------ Provided information ------
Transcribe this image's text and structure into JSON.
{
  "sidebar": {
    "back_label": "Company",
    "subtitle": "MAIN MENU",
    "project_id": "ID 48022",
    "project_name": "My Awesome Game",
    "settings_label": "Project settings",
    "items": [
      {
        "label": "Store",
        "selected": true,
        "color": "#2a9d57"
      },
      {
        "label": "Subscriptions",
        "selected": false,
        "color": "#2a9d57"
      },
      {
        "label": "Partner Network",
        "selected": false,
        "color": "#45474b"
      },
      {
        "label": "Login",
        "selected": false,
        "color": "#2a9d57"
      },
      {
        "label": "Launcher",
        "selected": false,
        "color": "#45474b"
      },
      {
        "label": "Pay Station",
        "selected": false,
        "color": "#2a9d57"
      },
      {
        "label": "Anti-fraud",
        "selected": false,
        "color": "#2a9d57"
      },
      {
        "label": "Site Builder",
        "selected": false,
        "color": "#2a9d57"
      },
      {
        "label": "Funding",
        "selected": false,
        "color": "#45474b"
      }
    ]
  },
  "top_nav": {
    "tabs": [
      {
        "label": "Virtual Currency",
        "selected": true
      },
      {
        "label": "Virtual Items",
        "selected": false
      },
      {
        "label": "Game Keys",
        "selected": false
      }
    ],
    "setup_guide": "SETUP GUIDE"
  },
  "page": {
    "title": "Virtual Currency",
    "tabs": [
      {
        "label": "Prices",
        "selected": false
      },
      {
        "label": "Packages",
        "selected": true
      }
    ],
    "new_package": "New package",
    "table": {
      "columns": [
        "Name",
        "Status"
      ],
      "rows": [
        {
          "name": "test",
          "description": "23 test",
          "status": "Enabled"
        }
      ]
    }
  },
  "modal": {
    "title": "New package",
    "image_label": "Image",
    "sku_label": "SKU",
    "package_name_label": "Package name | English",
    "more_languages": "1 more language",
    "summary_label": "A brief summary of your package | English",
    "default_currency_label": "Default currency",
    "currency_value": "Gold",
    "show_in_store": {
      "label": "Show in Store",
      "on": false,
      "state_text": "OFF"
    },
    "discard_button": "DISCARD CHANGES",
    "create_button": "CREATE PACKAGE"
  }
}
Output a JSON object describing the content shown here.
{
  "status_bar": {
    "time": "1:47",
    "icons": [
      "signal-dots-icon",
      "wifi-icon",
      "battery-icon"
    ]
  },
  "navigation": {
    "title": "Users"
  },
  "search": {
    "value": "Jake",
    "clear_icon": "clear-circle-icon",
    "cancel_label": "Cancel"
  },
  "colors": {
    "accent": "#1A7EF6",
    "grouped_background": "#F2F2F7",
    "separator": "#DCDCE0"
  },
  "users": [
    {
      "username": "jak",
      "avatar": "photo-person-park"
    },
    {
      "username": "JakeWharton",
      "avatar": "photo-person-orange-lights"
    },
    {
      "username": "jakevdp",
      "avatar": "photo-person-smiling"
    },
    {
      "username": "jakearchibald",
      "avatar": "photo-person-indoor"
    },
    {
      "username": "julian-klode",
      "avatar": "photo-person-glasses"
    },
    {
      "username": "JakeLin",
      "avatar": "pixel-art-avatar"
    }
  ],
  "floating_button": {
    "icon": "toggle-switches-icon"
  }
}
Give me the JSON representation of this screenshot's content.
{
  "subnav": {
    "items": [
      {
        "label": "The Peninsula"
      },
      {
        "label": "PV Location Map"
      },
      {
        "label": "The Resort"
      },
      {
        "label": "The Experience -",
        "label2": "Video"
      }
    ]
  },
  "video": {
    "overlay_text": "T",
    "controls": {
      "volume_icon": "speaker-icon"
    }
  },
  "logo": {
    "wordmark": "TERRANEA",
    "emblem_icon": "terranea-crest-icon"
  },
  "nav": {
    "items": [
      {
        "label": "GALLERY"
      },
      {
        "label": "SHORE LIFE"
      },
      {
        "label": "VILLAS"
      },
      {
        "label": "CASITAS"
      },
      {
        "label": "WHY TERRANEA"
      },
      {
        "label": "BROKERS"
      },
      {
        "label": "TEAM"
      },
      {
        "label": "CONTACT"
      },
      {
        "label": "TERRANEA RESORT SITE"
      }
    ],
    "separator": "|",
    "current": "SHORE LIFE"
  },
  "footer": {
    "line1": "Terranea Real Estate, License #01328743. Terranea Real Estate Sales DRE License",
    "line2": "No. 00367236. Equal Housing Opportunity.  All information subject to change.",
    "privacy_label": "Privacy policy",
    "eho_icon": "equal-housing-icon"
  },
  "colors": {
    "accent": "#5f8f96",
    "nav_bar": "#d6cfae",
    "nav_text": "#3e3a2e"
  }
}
------
Stated exercise: Print every entry exactly as written.

Expected answer:
Transcribe this image's text and structure into JSON.
{
  "sidebar": {
    "back_label": "Company",
    "subtitle": "MAIN MENU",
    "project_id": "ID 48022",
    "project_name": "My Awesome Game",
    "settings_label": "Project settings",
    "items": [
      {
        "label": "Store",
        "selected": true,
        "color": "#2a9d57"
      },
      {
        "label": "Subscriptions",
        "selected": false,
        "color": "#2a9d57"
      },
      {
        "label": "Partner Network",
        "selected": false,
        "color": "#45474b"
      },
      {
        "label": "Login",
        "selected": false,
        "color": "#2a9d57"
      },
      {
        "label": "Launcher",
        "selected": false,
        "color": "#45474b"
      },
      {
        "label": "Pay Station",
        "selected": false,
        "color": "#2a9d57"
      },
      {
        "label": "Anti-fraud",
        "selected": false,
        "color": "#2a9d57"
      },
      {
        "label": "Site Builder",
        "selected": false,
        "color": "#2a9d57"
      },
      {
        "label": "Funding",
        "selected": false,
        "color": "#45474b"
      }
    ]
  },
  "top_nav": {
    "tabs": [
      {
        "label": "Virtual Currency",
        "selected": true
      },
      {
        "label": "Virtual Items",
        "selected": false
      },
      {
        "label": "Game Keys",
        "selected": false
      }
    ],
    "setup_guide": "SETUP GUIDE"
  },
  "page": {
    "title": "Virtual Currency",
    "tabs": [
      {
        "label": "Prices",
        "selected": false
      },
      {
        "label": "Packages",
        "selected": true
      }
    ],
    "new_package": "New package",
    "table": {
      "columns": [
        "Name",
        "Status"
      ],
      "rows": [
        {
          "name": "test",
          "description": "23 test",
          "status": "Enabled"
        }
      ]
    }
  },
  "modal": {
    "title": "New package",
    "image_label": "Image",
    "sku_label": "SKU",
    "package_name_label": "Package name | English",
    "more_languages": "1 more language",
    "summary_label": "A brief summary of your package | English",
    "default_currency_label": "Default currency",
    "currency_value": "Gold",
    "show_in_store": {
      "label": "Show in Store",
      "on": false,
      "state_text": "OFF"
    },
    "discard_button": "DISCARD CHANGES",
    "create_button": "CREATE PACKAGE"
  }
}
Output a JSON object describing the content shown here.
{
  "status_bar": {
    "time": "1:47",
    "icons": [
      "signal-dots-icon",
      "wifi-icon",
      "battery-icon"
    ]
  },
  "navigation": {
    "title": "Users"
  },
  "search": {
    "value": "Jake",
    "clear_icon": "clear-circle-icon",
    "cancel_label": "Cancel"
  },
  "colors": {
    "accent": "#1A7EF6",
    "grouped_background": "#F2F2F7",
    "separator": "#DCDCE0"
  },
  "users": [
    {
      "username": "jak",
      "avatar": "photo-person-park"
    },
    {
      "username": "JakeWharton",
      "avatar": "photo-person-orange-lights"
    },
    {
      "username": "jakevdp",
      "avatar": "photo-person-smiling"
    },
    {
      "username": "jakearchibald",
      "avatar": "photo-person-indoor"
    },
    {
      "username": "julian-klode",
      "avatar": "photo-person-glasses"
    },
    {
      "username": "JakeLin",
      "avatar": "pixel-art-avatar"
    }
  ],
  "floating_button": {
    "icon": "toggle-switches-icon"
  }
}
Give me the JSON representation of this screenshot's content.
{
  "subnav": {
    "items": [
      {
        "label": "The Peninsula"
      },
      {
        "label": "PV Location Map"
      },
      {
        "label": "The Resort"
      },
      {
        "label": "The Experience -",
        "label2": "Video"
      }
    ]
  },
  "video": {
    "overlay_text": "T",
    "controls": {
      "volume_icon": "speaker-icon"
    }
  },
  "logo": {
    "wordmark": "TERRANEA",
    "emblem_icon": "terranea-crest-icon"
  },
  "nav": {
    "items": [
      {
        "label": "GALLERY"
      },
      {
        "label": "SHORE LIFE"
      },
      {
        "label": "VILLAS"
      },
      {
        "label": "CASITAS"
      },
      {
        "label": "WHY TERRANEA"
      },
      {
        "label": "BROKERS"
      },
      {
        "label": "TEAM"
      },
      {
        "label": "CONTACT"
      },
      {
        "label": "TERRANEA RESORT SITE"
      }
    ],
    "separator": "|",
    "current": "SHORE LIFE"
  },
  "footer": {
    "line1": "Terranea Real Estate, License #01328743. Terranea Real Estate Sales DRE License",
    "line2": "No. 00367236. Equal Housing Opportunity.  All information subject to change.",
    "privacy_label": "Privacy policy",
    "eho_icon": "equal-housing-icon"
  },
  "colors": {
    "accent": "#5f8f96",
    "nav_bar": "#d6cfae",
    "nav_text": "#3e3a2e"
  }
}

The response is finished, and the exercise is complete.